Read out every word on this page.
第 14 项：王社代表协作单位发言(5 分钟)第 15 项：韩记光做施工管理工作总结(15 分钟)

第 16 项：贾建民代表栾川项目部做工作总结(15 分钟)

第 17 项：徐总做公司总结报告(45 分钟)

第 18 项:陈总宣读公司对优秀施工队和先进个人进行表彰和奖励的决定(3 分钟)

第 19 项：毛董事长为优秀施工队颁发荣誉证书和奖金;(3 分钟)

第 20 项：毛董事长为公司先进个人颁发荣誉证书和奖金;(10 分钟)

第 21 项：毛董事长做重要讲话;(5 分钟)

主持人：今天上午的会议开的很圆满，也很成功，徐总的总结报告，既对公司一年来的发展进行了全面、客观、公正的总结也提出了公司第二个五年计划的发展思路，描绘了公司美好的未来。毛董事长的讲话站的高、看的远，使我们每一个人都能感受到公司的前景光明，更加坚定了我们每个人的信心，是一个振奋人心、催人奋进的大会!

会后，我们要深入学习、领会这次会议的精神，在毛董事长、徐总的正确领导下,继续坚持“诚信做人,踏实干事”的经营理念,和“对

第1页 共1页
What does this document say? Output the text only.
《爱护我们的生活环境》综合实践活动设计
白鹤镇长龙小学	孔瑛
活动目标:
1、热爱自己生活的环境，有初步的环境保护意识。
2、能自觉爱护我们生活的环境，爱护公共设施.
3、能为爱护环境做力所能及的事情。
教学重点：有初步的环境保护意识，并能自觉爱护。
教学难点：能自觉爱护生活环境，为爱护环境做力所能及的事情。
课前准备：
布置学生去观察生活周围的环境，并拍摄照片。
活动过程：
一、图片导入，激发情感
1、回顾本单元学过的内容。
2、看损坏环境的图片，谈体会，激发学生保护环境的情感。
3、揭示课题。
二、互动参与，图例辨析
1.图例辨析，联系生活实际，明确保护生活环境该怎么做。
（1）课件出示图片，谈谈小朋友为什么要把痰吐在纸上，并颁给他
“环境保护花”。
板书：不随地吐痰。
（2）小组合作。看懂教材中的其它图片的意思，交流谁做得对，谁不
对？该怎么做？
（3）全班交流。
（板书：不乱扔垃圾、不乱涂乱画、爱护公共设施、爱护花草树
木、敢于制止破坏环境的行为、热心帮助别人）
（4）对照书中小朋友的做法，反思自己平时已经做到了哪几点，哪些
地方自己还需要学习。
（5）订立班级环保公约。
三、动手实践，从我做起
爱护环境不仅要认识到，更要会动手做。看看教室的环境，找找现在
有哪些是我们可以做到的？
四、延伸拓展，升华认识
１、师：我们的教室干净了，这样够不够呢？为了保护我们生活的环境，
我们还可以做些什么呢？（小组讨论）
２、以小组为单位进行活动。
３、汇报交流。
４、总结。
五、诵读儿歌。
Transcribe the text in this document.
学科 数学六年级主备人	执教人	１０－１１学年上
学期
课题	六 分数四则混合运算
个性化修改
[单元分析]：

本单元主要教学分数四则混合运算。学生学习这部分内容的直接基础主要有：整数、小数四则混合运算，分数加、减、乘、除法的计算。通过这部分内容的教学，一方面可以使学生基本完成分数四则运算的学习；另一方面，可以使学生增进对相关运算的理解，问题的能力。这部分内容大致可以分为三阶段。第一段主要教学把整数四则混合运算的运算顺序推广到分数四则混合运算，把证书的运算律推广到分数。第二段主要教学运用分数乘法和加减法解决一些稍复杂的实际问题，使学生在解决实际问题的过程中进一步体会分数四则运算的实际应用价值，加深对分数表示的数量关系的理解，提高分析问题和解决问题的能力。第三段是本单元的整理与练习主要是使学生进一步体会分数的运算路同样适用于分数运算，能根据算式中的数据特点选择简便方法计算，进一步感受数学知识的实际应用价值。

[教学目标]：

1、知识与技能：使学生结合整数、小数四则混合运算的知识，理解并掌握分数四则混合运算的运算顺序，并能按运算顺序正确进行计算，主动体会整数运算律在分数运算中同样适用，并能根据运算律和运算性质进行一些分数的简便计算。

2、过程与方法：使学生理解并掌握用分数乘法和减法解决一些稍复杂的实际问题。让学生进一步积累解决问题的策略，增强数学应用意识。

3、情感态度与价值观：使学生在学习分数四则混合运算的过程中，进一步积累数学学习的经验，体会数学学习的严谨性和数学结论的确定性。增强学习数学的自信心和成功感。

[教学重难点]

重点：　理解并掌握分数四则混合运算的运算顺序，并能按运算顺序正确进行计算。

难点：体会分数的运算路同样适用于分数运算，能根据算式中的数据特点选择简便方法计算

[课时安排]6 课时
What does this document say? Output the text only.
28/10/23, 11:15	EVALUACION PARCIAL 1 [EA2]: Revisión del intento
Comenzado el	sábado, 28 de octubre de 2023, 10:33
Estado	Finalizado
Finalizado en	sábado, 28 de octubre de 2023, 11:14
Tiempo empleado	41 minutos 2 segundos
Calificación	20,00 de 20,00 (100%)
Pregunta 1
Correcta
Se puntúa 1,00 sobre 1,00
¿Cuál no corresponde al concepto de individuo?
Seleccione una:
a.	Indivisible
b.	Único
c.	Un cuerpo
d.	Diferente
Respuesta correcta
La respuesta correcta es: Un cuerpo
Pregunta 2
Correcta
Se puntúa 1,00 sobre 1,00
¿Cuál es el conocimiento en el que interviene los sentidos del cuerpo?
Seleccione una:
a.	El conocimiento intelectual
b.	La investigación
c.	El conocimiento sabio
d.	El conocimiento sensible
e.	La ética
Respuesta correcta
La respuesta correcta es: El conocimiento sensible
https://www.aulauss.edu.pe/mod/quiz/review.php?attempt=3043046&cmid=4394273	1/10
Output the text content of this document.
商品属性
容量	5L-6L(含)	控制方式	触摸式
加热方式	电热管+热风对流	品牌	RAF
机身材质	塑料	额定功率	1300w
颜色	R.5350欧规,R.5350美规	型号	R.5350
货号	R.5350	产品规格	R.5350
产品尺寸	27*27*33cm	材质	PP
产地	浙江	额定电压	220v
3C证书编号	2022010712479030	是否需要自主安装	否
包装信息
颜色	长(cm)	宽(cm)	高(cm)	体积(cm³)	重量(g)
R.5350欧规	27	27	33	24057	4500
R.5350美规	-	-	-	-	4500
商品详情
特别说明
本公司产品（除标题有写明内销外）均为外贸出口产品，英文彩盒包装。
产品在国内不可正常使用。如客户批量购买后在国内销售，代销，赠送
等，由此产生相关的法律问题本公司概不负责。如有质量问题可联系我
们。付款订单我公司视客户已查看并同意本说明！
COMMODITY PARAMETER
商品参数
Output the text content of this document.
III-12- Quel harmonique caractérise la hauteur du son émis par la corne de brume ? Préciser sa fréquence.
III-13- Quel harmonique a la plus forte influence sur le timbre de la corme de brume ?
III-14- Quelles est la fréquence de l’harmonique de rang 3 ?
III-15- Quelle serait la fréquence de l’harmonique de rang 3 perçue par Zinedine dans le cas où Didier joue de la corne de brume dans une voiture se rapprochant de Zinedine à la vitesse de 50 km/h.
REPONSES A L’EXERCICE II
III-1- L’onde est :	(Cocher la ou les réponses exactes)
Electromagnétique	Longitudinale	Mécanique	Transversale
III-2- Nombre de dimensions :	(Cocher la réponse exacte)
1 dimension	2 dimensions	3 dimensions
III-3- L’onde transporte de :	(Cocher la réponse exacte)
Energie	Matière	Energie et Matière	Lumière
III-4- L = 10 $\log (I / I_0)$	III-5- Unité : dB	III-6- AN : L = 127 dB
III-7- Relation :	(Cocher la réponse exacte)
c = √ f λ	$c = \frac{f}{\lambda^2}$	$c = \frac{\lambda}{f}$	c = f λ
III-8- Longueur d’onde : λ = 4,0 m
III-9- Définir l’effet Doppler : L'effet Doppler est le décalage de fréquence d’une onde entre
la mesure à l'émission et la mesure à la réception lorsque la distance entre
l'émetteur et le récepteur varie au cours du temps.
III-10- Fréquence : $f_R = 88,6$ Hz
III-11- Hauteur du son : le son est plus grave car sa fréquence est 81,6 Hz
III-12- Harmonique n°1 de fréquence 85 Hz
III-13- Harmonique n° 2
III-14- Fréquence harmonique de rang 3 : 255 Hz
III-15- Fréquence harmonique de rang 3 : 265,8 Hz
········
Pull every line containing the word "并能按运算顺序正确进行计算" out of the entries above.

FULL SOLUTION:
1、知识与技能：使学生结合整数、小数四则混合运算的知识，理解并掌握分数四则混合运算的运算顺序，并能按运算顺序正确进行计算，主动体会整数运算律在分数运算中同样适用，并能根据运算律和运算性质进行一些分数的简便计算。
重点：　理解并掌握分数四则混合运算的运算顺序，并能按运算顺序正确进行计算。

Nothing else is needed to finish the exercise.